● Exercise input
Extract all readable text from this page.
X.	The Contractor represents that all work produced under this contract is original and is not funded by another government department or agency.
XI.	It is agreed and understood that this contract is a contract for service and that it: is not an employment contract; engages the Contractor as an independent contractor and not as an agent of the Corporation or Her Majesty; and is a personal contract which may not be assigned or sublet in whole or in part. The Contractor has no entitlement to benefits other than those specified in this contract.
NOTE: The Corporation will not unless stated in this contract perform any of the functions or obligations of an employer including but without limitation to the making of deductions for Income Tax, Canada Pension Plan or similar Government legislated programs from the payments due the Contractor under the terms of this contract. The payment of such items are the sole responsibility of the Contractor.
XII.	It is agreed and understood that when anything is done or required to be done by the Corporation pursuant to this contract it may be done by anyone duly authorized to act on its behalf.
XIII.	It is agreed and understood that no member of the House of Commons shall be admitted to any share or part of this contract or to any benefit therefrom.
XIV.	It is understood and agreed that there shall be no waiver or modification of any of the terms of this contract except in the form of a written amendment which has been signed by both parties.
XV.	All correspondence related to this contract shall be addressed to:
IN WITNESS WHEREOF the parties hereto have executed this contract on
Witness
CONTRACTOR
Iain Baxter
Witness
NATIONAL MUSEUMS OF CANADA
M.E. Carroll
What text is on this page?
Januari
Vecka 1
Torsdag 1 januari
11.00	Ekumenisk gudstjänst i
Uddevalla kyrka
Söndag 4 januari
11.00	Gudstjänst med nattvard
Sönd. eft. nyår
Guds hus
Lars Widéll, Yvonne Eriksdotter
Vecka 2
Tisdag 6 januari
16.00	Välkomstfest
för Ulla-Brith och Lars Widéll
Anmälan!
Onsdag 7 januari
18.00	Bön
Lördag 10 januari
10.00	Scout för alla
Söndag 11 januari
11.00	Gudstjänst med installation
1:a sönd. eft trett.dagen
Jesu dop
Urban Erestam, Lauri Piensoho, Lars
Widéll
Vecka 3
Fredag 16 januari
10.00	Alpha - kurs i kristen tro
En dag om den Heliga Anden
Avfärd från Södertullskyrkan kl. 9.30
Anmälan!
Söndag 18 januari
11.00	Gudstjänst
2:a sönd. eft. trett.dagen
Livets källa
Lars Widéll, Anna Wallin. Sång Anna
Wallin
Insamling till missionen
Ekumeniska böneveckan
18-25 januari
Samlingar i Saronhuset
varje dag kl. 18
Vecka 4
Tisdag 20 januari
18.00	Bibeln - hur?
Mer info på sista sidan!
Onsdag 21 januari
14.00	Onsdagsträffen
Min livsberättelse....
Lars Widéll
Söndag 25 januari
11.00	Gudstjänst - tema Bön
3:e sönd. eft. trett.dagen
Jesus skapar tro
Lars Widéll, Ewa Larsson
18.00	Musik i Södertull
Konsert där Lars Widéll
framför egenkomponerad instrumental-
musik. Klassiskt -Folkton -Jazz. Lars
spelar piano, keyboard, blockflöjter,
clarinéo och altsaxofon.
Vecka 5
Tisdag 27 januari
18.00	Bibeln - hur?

● Written problem
Reproduce each record shown above without altering a single word.

● Written response
Extract all readable text from this page.
X.	The Contractor represents that all work produced under this contract is original and is not funded by another government department or agency.
XI.	It is agreed and understood that this contract is a contract for service and that it: is not an employment contract; engages the Contractor as an independent contractor and not as an agent of the Corporation or Her Majesty; and is a personal contract which may not be assigned or sublet in whole or in part. The Contractor has no entitlement to benefits other than those specified in this contract.
NOTE: The Corporation will not unless stated in this contract perform any of the functions or obligations of an employer including but without limitation to the making of deductions for Income Tax, Canada Pension Plan or similar Government legislated programs from the payments due the Contractor under the terms of this contract. The payment of such items are the sole responsibility of the Contractor.
XII.	It is agreed and understood that when anything is done or required to be done by the Corporation pursuant to this contract it may be done by anyone duly authorized to act on its behalf.
XIII.	It is agreed and understood that no member of the House of Commons shall be admitted to any share or part of this contract or to any benefit therefrom.
XIV.	It is understood and agreed that there shall be no waiver or modification of any of the terms of this contract except in the form of a written amendment which has been signed by both parties.
XV.	All correspondence related to this contract shall be addressed to:
IN WITNESS WHEREOF the parties hereto have executed this contract on
Witness
CONTRACTOR
Iain Baxter
Witness
NATIONAL MUSEUMS OF CANADA
M.E. Carroll
What text is on this page?
Januari
Vecka 1
Torsdag 1 januari
11.00	Ekumenisk gudstjänst i
Uddevalla kyrka
Söndag 4 januari
11.00	Gudstjänst med nattvard
Sönd. eft. nyår
Guds hus
Lars Widéll, Yvonne Eriksdotter
Vecka 2
Tisdag 6 januari
16.00	Välkomstfest
för Ulla-Brith och Lars Widéll
Anmälan!
Onsdag 7 januari
18.00	Bön
Lördag 10 januari
10.00	Scout för alla
Söndag 11 januari
11.00	Gudstjänst med installation
1:a sönd. eft trett.dagen
Jesu dop
Urban Erestam, Lauri Piensoho, Lars
Widéll
Vecka 3
Fredag 16 januari
10.00	Alpha - kurs i kristen tro
En dag om den Heliga Anden
Avfärd från Södertullskyrkan kl. 9.30
Anmälan!
Söndag 18 januari
11.00	Gudstjänst
2:a sönd. eft. trett.dagen
Livets källa
Lars Widéll, Anna Wallin. Sång Anna
Wallin
Insamling till missionen
Ekumeniska böneveckan
18-25 januari
Samlingar i Saronhuset
varje dag kl. 18
Vecka 4
Tisdag 20 januari
18.00	Bibeln - hur?
Mer info på sista sidan!
Onsdag 21 januari
14.00	Onsdagsträffen
Min livsberättelse....
Lars Widéll
Söndag 25 januari
11.00	Gudstjänst - tema Bön
3:e sönd. eft. trett.dagen
Jesus skapar tro
Lars Widéll, Ewa Larsson
18.00	Musik i Södertull
Konsert där Lars Widéll
framför egenkomponerad instrumental-
musik. Klassiskt -Folkton -Jazz. Lars
spelar piano, keyboard, blockflöjter,
clarinéo och altsaxofon.
Vecka 5
Tisdag 27 januari
18.00	Bibeln - hur?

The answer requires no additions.